# Exercise
Word for word, print each line of the listing below; pictures stay out.

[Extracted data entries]
__________________________________________________

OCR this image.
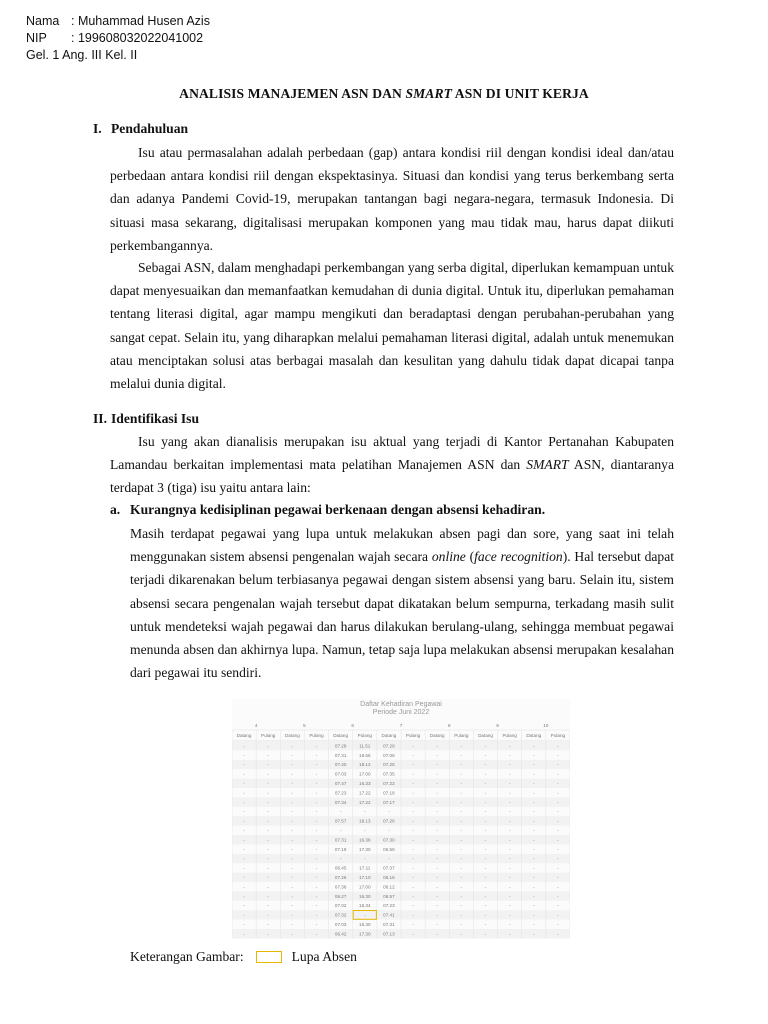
Nama : Muhammad Husen Azis
NIP	: 199608032022041002
Gel. 1 Ang. III Kel. II
ANALISIS MANAJEMEN ASN DAN SMART ASN DI UNIT KERJA
I. Pendahuluan

Isu atau permasalahan adalah perbedaan (gap) antara kondisi riil dengan kondisi ideal dan/atau perbedaan antara kondisi riil dengan ekspektasinya. Situasi dan kondisi yang terus berkembang serta dan adanya Pandemi Covid-19, merupakan tantangan bagi negara-negara, termasuk Indonesia. Di situasi masa sekarang, digitalisasi merupakan komponen yang mau tidak mau, harus dapat diikuti perkembangannya.

Sebagai ASN, dalam menghadapi perkembangan yang serba digital, diperlukan kemampuan untuk dapat menyesuaikan dan memanfaatkan kemudahan di dunia digital. Untuk itu, diperlukan pemahaman tentang literasi digital, agar mampu mengikuti dan beradaptasi dengan perubahan-perubahan yang sangat cepat. Selain itu, yang diharapkan melalui pemahaman literasi digital, adalah untuk menemukan atau menciptakan solusi atas berbagai masalah dan kesulitan yang dahulu tidak dapat dicapai tanpa melalui dunia digital.

II. Identifikasi Isu

Isu yang akan dianalisis merupakan isu aktual yang terjadi di Kantor Pertanahan Kabupaten Lamandau berkaitan implementasi mata pelatihan Manajemen ASN dan SMART ASN, diantaranya terdapat 3 (tiga) isu yaitu antara lain:

a. Kurangnya kedisiplinan pegawai berkenaan dengan absensi kehadiran.

Masih terdapat pegawai yang lupa untuk melakukan absen pagi dan sore, yang saat ini telah menggunakan sistem absensi pengenalan wajah secara online (face recognition). Hal tersebut dapat terjadi dikarenakan belum terbiasanya pegawai dengan sistem absensi yang baru. Selain itu, sistem absensi secara pengenalan wajah tersebut dapat dikatakan belum sempurna, terkadang masih sulit untuk mendeteksi wajah pegawai dan harus dilakukan berulang-ulang, sehingga membuat pegawai menunda absen dan akhirnya lupa. Namun, tetap saja lupa melakukan absensi merupakan kesalahan dari pegawai itu sendiri.

Daftar Kehadiran Pegawai
Periode Juni 2022
4	5	6	7	8	9	10
Datang Pulang Datang Pulang Datang Pulang Datang Pulang Datang Pulang Datang Pulang Datang Pulang
-	-	-	-	07.28	11.51	07.29	-	-	-	-	-	-	-
-	-	-	-	07.31	16.56	07.06	-	-	-	-	-	-	-
-	-	-	-	07.40	18.12	07.25	-	-	-	-	-	-	-
-	-	-	-	07.03	17.00	07.35	-	-	-	-	-	-	-
-	-	-	-	07.47	16.33	07.22	-	-	-	-	-	-	-
-	-	-	-	07.23	17.22	07.18	-	-	-	-	-	-	-
-	-	-	-	07.34	17.22	07.17	-	-	-	-	-	-	-
-	-	-	-	-	-	-	-	-	-	-	-	-	-
-	-	-	-	07.57	18.13	07.26	-	-	-	-	-	-	-
-	-	-	-	-	-	-	-	-	-	-	-	-	-
-	-	-	-	07.31	16.36	07.30	-	-	-	-	-	-	-
-	-	-	-	07.19	17.30	06.56	-	-	-	-	-	-	-
-	-	-	-	-	-	-	-	-	-	-	-	-	-
-	-	-	-	06.45	17.11	07.37	-	-	-	-	-	-	-
-	-	-	-	07.26	17.10	06.16	-	-	-	-	-	-	-
-	-	-	-	07.38	17.00	06.12	-	-	-	-	-	-	-
-	-	-	-	06.27	16.30	06.57	-	-	-	-	-	-	-
-	-	-	-	07.02	16.34	07.23	-	-	-	-	-	-	-
-	-	-	-	07.32	-	07.41	-	-	-	-	-	-	-
-	-	-	-	07.03	16.30	07.31	-	-	-	-	-	-	-
-	-	-	-	06.42	17.30	07.13	-	-	-	-	-	-	-
Keterangan Gambar:	Lupa Absen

__________________________________________________

# Solution below
OCR this image.
Nama : Muhammad Husen Azis
NIP	: 199608032022041002
Gel. 1 Ang. III Kel. II
ANALISIS MANAJEMEN ASN DAN SMART ASN DI UNIT KERJA
I. Pendahuluan

Isu atau permasalahan adalah perbedaan (gap) antara kondisi riil dengan kondisi ideal dan/atau perbedaan antara kondisi riil dengan ekspektasinya. Situasi dan kondisi yang terus berkembang serta dan adanya Pandemi Covid-19, merupakan tantangan bagi negara-negara, termasuk Indonesia. Di situasi masa sekarang, digitalisasi merupakan komponen yang mau tidak mau, harus dapat diikuti perkembangannya.

Sebagai ASN, dalam menghadapi perkembangan yang serba digital, diperlukan kemampuan untuk dapat menyesuaikan dan memanfaatkan kemudahan di dunia digital. Untuk itu, diperlukan pemahaman tentang literasi digital, agar mampu mengikuti dan beradaptasi dengan perubahan-perubahan yang sangat cepat. Selain itu, yang diharapkan melalui pemahaman literasi digital, adalah untuk menemukan atau menciptakan solusi atas berbagai masalah dan kesulitan yang dahulu tidak dapat dicapai tanpa melalui dunia digital.

II. Identifikasi Isu

Isu yang akan dianalisis merupakan isu aktual yang terjadi di Kantor Pertanahan Kabupaten Lamandau berkaitan implementasi mata pelatihan Manajemen ASN dan SMART ASN, diantaranya terdapat 3 (tiga) isu yaitu antara lain:

a. Kurangnya kedisiplinan pegawai berkenaan dengan absensi kehadiran.

Masih terdapat pegawai yang lupa untuk melakukan absen pagi dan sore, yang saat ini telah menggunakan sistem absensi pengenalan wajah secara online (face recognition). Hal tersebut dapat terjadi dikarenakan belum terbiasanya pegawai dengan sistem absensi yang baru. Selain itu, sistem absensi secara pengenalan wajah tersebut dapat dikatakan belum sempurna, terkadang masih sulit untuk mendeteksi wajah pegawai dan harus dilakukan berulang-ulang, sehingga membuat pegawai menunda absen dan akhirnya lupa. Namun, tetap saja lupa melakukan absensi merupakan kesalahan dari pegawai itu sendiri.

Daftar Kehadiran Pegawai
Periode Juni 2022
4	5	6	7	8	9	10
Datang Pulang Datang Pulang Datang Pulang Datang Pulang Datang Pulang Datang Pulang Datang Pulang
-	-	-	-	07.28	11.51	07.29	-	-	-	-	-	-	-
-	-	-	-	07.31	16.56	07.06	-	-	-	-	-	-	-
-	-	-	-	07.40	18.12	07.25	-	-	-	-	-	-	-
-	-	-	-	07.03	17.00	07.35	-	-	-	-	-	-	-
-	-	-	-	07.47	16.33	07.22	-	-	-	-	-	-	-
-	-	-	-	07.23	17.22	07.18	-	-	-	-	-	-	-
-	-	-	-	07.34	17.22	07.17	-	-	-	-	-	-	-
-	-	-	-	-	-	-	-	-	-	-	-	-	-
-	-	-	-	07.57	18.13	07.26	-	-	-	-	-	-	-
-	-	-	-	-	-	-	-	-	-	-	-	-	-
-	-	-	-	07.31	16.36	07.30	-	-	-	-	-	-	-
-	-	-	-	07.19	17.30	06.56	-	-	-	-	-	-	-
-	-	-	-	-	-	-	-	-	-	-	-	-	-
-	-	-	-	06.45	17.11	07.37	-	-	-	-	-	-	-
-	-	-	-	07.26	17.10	06.16	-	-	-	-	-	-	-
-	-	-	-	07.38	17.00	06.12	-	-	-	-	-	-	-
-	-	-	-	06.27	16.30	06.57	-	-	-	-	-	-	-
-	-	-	-	07.02	16.34	07.23	-	-	-	-	-	-	-
-	-	-	-	07.32	-	07.41	-	-	-	-	-	-	-
-	-	-	-	07.03	16.30	07.31	-	-	-	-	-	-	-
-	-	-	-	06.42	17.30	07.13	-	-	-	-	-	-	-
Keterangan Gambar:	Lupa Absen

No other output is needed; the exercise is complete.